_Task brief_. Rename "calyptra-cap" to "cap" in the records from the start through the line containing "- label-calyptra: Calyptra: [387, 48, 573, 99]", and give those lines back with nothing else changed.

Entries taken from a collection
· · · · ·

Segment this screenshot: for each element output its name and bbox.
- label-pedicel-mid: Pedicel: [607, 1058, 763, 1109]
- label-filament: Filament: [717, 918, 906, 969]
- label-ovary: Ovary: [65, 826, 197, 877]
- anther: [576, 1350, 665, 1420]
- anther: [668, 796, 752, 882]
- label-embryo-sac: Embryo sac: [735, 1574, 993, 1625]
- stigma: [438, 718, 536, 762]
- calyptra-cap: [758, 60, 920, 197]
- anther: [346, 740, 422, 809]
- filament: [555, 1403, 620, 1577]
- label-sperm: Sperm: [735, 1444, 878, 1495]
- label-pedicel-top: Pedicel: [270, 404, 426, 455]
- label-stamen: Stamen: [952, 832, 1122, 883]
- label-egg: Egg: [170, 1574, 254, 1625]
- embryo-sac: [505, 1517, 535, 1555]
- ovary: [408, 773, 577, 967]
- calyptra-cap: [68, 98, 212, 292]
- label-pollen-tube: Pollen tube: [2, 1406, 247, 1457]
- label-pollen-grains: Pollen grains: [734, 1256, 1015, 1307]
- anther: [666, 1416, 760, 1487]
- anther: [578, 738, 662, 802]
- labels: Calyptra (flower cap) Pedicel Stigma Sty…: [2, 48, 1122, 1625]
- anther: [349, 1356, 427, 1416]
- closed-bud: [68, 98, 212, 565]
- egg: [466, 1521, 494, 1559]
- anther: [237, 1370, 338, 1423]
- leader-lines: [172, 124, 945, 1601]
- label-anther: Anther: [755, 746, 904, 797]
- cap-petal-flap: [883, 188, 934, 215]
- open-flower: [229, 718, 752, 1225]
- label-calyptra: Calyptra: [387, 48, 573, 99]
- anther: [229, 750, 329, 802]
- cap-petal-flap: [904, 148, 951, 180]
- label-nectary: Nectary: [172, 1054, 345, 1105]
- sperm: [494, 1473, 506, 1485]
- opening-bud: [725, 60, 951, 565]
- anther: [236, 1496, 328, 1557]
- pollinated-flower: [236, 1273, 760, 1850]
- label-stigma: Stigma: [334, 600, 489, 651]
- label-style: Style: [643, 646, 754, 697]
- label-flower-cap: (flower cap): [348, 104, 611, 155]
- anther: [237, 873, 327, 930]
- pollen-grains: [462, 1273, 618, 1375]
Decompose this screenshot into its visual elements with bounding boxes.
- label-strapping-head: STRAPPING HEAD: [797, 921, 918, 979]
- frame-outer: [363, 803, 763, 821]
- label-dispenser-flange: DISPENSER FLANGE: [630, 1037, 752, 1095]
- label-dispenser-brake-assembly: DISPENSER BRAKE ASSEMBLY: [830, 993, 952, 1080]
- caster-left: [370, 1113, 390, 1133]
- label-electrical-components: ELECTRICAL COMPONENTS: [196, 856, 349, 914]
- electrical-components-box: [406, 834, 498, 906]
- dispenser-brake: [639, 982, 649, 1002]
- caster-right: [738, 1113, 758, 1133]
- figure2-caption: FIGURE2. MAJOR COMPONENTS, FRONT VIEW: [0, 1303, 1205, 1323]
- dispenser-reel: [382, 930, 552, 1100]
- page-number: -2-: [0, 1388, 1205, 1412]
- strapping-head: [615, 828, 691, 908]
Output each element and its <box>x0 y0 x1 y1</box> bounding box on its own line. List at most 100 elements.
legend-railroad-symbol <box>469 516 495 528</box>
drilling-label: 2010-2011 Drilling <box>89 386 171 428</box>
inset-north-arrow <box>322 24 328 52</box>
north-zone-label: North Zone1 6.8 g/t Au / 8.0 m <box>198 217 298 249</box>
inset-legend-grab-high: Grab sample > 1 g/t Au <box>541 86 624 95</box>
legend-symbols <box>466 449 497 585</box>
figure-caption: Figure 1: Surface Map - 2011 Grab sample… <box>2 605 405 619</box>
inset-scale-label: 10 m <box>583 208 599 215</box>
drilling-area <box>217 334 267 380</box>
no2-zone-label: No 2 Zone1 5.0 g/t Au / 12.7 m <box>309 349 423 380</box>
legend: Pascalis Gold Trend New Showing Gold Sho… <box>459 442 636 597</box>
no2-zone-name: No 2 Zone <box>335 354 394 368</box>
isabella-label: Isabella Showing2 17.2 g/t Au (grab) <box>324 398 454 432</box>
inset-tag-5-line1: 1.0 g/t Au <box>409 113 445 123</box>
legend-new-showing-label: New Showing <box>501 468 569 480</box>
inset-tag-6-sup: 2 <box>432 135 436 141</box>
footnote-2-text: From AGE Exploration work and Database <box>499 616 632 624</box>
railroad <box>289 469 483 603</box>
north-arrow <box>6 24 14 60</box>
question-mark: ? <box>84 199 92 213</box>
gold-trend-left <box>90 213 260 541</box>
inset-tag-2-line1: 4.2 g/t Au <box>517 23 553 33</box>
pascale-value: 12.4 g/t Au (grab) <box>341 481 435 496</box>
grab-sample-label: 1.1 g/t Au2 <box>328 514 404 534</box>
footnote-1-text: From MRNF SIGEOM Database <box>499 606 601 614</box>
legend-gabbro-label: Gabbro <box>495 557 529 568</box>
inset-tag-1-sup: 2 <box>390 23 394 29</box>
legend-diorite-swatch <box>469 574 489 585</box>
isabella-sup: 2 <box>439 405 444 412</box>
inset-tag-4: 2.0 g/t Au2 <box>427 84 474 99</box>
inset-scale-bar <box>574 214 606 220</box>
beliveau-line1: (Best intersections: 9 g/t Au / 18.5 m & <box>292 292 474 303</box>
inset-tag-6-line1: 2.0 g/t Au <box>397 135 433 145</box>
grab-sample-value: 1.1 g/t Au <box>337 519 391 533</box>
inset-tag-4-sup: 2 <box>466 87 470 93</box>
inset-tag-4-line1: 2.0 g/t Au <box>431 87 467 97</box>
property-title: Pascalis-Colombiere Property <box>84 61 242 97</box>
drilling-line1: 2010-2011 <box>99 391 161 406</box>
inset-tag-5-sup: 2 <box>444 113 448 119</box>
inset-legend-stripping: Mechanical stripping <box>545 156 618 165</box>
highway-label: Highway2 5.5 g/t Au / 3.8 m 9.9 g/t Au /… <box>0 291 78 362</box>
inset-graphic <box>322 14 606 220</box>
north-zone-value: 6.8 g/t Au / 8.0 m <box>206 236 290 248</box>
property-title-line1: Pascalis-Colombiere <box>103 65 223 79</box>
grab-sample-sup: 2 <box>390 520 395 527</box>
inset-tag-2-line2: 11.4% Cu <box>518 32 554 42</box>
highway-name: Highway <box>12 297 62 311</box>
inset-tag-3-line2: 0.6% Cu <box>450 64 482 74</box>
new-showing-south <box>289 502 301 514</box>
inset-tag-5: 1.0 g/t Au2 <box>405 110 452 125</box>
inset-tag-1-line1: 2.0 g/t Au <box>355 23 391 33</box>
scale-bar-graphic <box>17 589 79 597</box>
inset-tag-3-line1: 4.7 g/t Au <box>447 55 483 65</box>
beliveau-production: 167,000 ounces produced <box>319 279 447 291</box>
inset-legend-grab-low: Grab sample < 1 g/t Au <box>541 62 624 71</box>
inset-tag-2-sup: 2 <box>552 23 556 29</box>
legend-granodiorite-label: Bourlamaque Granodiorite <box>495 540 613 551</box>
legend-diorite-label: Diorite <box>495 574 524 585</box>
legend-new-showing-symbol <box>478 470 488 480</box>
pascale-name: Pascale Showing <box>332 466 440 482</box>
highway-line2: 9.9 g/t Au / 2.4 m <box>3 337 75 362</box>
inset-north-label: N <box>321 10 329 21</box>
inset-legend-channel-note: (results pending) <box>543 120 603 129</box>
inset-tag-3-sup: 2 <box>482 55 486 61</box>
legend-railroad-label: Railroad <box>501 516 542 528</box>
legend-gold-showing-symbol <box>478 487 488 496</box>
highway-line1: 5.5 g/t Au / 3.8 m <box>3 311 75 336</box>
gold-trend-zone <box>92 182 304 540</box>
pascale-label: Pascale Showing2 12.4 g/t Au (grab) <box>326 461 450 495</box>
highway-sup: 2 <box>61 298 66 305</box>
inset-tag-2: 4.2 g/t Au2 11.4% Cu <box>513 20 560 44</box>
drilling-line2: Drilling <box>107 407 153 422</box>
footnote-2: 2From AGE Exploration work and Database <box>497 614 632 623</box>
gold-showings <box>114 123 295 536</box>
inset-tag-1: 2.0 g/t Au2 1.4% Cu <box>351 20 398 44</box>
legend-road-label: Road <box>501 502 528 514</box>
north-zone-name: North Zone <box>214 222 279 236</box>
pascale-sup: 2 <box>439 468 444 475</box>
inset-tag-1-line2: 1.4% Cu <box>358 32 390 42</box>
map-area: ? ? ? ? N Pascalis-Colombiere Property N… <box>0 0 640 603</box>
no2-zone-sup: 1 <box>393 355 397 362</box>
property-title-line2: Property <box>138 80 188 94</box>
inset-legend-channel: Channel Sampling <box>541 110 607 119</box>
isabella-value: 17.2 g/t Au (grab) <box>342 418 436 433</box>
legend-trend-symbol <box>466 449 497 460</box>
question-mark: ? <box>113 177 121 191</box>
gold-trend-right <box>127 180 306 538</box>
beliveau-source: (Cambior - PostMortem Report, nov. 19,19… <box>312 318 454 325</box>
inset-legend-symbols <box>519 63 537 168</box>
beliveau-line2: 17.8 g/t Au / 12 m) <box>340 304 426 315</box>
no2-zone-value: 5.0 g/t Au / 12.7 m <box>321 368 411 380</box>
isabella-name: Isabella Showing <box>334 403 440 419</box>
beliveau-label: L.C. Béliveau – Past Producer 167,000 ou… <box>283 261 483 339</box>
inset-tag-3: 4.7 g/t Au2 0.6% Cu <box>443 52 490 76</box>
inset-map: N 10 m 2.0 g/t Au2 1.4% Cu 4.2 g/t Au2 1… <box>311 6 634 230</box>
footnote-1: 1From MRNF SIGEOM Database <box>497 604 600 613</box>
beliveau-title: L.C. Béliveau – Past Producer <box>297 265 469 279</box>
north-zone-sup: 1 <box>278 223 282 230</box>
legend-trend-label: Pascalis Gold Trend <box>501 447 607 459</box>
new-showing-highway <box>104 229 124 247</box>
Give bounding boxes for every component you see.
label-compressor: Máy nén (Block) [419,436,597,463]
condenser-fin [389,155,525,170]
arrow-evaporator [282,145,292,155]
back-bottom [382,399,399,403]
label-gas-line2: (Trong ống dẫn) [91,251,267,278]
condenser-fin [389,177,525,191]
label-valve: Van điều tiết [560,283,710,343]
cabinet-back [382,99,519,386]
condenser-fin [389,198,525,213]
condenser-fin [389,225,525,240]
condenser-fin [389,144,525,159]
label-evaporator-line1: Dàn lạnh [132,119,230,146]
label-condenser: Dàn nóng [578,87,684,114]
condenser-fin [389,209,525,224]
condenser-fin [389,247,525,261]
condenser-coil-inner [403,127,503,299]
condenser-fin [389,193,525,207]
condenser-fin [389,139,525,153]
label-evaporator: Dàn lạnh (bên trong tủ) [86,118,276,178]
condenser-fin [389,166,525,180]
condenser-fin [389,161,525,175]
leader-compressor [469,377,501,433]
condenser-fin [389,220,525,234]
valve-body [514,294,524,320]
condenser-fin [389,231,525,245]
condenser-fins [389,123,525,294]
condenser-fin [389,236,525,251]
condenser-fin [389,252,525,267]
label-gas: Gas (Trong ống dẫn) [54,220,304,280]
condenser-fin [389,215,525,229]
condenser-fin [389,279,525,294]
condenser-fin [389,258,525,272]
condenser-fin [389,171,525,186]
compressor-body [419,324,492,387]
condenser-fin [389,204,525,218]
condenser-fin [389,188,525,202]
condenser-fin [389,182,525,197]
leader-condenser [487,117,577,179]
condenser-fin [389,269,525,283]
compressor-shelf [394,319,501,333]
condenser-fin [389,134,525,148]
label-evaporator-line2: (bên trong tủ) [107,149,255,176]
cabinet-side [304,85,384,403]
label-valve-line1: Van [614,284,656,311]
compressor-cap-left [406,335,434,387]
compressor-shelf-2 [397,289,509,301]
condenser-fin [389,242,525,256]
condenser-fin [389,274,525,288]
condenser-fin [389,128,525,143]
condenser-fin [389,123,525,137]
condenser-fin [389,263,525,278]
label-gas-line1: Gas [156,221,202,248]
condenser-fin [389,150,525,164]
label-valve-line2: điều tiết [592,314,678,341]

· · · · ·

_Answer to this problem_.
Segment this screenshot: for each element output its name and bbox.
- label-pedicel-mid: Pedicel: [607, 1058, 763, 1109]
- label-filament: Filament: [717, 918, 906, 969]
- label-ovary: Ovary: [65, 826, 197, 877]
- anther: [576, 1350, 665, 1420]
- anther: [668, 796, 752, 882]
- label-embryo-sac: Embryo sac: [735, 1574, 993, 1625]
- stigma: [438, 718, 536, 762]
- cap: [758, 60, 920, 197]
- anther: [346, 740, 422, 809]
- filament: [555, 1403, 620, 1577]
- label-sperm: Sperm: [735, 1444, 878, 1495]
- label-pedicel-top: Pedicel: [270, 404, 426, 455]
- label-stamen: Stamen: [952, 832, 1122, 883]
- label-egg: Egg: [170, 1574, 254, 1625]
- embryo-sac: [505, 1517, 535, 1555]
- ovary: [408, 773, 577, 967]
- cap: [68, 98, 212, 292]
- label-pollen-tube: Pollen tube: [2, 1406, 247, 1457]
- label-pollen-grains: Pollen grains: [734, 1256, 1015, 1307]
- anther: [666, 1416, 760, 1487]
- anther: [578, 738, 662, 802]
- labels: Calyptra (flower cap) Pedicel Stigma Sty…: [2, 48, 1122, 1625]
- anther: [349, 1356, 427, 1416]
- closed-bud: [68, 98, 212, 565]
- egg: [466, 1521, 494, 1559]
- anther: [237, 1370, 338, 1423]
- leader-lines: [172, 124, 945, 1601]
- label-anther: Anther: [755, 746, 904, 797]
- cap-petal-flap: [883, 188, 934, 215]
- open-flower: [229, 718, 752, 1225]
- label-calyptra: Calyptra: [387, 48, 573, 99]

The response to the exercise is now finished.